>> START Data to process

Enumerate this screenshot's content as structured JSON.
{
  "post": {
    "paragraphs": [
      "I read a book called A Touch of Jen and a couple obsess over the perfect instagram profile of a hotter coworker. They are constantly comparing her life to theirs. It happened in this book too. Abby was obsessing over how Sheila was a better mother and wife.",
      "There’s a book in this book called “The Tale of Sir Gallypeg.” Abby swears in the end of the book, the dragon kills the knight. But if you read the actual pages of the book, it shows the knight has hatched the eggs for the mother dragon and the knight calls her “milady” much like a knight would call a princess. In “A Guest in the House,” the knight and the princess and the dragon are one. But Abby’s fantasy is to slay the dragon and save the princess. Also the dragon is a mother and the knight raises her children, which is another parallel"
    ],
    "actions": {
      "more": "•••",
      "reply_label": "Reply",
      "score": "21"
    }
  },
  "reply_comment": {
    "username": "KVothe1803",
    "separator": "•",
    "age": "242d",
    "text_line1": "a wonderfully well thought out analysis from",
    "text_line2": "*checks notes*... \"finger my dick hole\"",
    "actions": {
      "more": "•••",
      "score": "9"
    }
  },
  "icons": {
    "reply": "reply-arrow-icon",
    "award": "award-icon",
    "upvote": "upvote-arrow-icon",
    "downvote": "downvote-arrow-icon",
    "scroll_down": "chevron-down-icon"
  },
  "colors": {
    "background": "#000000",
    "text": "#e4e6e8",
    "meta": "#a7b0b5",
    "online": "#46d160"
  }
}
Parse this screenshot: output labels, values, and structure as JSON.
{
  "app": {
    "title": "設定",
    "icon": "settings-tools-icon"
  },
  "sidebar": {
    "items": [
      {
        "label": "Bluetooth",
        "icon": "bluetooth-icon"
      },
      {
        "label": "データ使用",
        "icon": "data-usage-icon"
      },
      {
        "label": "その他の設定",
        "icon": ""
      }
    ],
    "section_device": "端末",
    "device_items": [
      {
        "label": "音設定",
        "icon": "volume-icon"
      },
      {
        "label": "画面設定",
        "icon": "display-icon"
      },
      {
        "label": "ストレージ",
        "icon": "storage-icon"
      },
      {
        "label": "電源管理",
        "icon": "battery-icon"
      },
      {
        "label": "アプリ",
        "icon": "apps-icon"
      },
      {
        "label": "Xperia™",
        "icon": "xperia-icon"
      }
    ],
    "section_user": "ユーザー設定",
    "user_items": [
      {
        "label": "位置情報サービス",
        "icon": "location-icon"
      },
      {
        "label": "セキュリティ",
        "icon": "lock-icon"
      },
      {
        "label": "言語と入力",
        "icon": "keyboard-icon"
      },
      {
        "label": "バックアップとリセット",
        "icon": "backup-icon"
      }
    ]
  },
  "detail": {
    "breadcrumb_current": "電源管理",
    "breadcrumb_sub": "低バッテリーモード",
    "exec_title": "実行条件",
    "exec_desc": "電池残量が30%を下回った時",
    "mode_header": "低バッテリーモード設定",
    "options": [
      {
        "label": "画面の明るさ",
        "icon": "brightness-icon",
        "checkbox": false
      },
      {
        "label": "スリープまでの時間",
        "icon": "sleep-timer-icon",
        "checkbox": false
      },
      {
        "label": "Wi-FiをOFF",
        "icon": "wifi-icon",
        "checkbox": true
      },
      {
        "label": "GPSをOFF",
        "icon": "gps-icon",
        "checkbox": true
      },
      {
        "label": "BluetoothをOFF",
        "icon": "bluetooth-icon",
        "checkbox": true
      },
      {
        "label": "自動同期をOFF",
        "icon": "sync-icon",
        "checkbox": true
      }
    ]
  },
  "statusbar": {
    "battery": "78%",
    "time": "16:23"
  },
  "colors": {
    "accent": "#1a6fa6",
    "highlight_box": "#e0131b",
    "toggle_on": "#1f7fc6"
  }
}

>> END Data to process

> [Goal of the exercise] Transcribe all of the entries without altering anything.

> [The completed task]
Enumerate this screenshot's content as structured JSON.
{
  "post": {
    "paragraphs": [
      "I read a book called A Touch of Jen and a couple obsess over the perfect instagram profile of a hotter coworker. They are constantly comparing her life to theirs. It happened in this book too. Abby was obsessing over how Sheila was a better mother and wife.",
      "There’s a book in this book called “The Tale of Sir Gallypeg.” Abby swears in the end of the book, the dragon kills the knight. But if you read the actual pages of the book, it shows the knight has hatched the eggs for the mother dragon and the knight calls her “milady” much like a knight would call a princess. In “A Guest in the House,” the knight and the princess and the dragon are one. But Abby’s fantasy is to slay the dragon and save the princess. Also the dragon is a mother and the knight raises her children, which is another parallel"
    ],
    "actions": {
      "more": "•••",
      "reply_label": "Reply",
      "score": "21"
    }
  },
  "reply_comment": {
    "username": "KVothe1803",
    "separator": "•",
    "age": "242d",
    "text_line1": "a wonderfully well thought out analysis from",
    "text_line2": "*checks notes*... \"finger my dick hole\"",
    "actions": {
      "more": "•••",
      "score": "9"
    }
  },
  "icons": {
    "reply": "reply-arrow-icon",
    "award": "award-icon",
    "upvote": "upvote-arrow-icon",
    "downvote": "downvote-arrow-icon",
    "scroll_down": "chevron-down-icon"
  },
  "colors": {
    "background": "#000000",
    "text": "#e4e6e8",
    "meta": "#a7b0b5",
    "online": "#46d160"
  }
}
Parse this screenshot: output labels, values, and structure as JSON.
{
  "app": {
    "title": "設定",
    "icon": "settings-tools-icon"
  },
  "sidebar": {
    "items": [
      {
        "label": "Bluetooth",
        "icon": "bluetooth-icon"
      },
      {
        "label": "データ使用",
        "icon": "data-usage-icon"
      },
      {
        "label": "その他の設定",
        "icon": ""
      }
    ],
    "section_device": "端末",
    "device_items": [
      {
        "label": "音設定",
        "icon": "volume-icon"
      },
      {
        "label": "画面設定",
        "icon": "display-icon"
      },
      {
        "label": "ストレージ",
        "icon": "storage-icon"
      },
      {
        "label": "電源管理",
        "icon": "battery-icon"
      },
      {
        "label": "アプリ",
        "icon": "apps-icon"
      },
      {
        "label": "Xperia™",
        "icon": "xperia-icon"
      }
    ],
    "section_user": "ユーザー設定",
    "user_items": [
      {
        "label": "位置情報サービス",
        "icon": "location-icon"
      },
      {
        "label": "セキュリティ",
        "icon": "lock-icon"
      },
      {
        "label": "言語と入力",
        "icon": "keyboard-icon"
      },
      {
        "label": "バックアップとリセット",
        "icon": "backup-icon"
      }
    ]
  },
  "detail": {
    "breadcrumb_current": "電源管理",
    "breadcrumb_sub": "低バッテリーモード",
    "exec_title": "実行条件",
    "exec_desc": "電池残量が30%を下回った時",
    "mode_header": "低バッテリーモード設定",
    "options": [
      {
        "label": "画面の明るさ",
        "icon": "brightness-icon",
        "checkbox": false
      },
      {
        "label": "スリープまでの時間",
        "icon": "sleep-timer-icon",
        "checkbox": false
      },
      {
        "label": "Wi-FiをOFF",
        "icon": "wifi-icon",
        "checkbox": true
      },
      {
        "label": "GPSをOFF",
        "icon": "gps-icon",
        "checkbox": true
      },
      {
        "label": "BluetoothをOFF",
        "icon": "bluetooth-icon",
        "checkbox": true
      },
      {
        "label": "自動同期をOFF",
        "icon": "sync-icon",
        "checkbox": true
      }
    ]
  },
  "statusbar": {
    "battery": "78%",
    "time": "16:23"
  },
  "colors": {
    "accent": "#1a6fa6",
    "highlight_box": "#e0131b",
    "toggle_on": "#1f7fc6"
  }
}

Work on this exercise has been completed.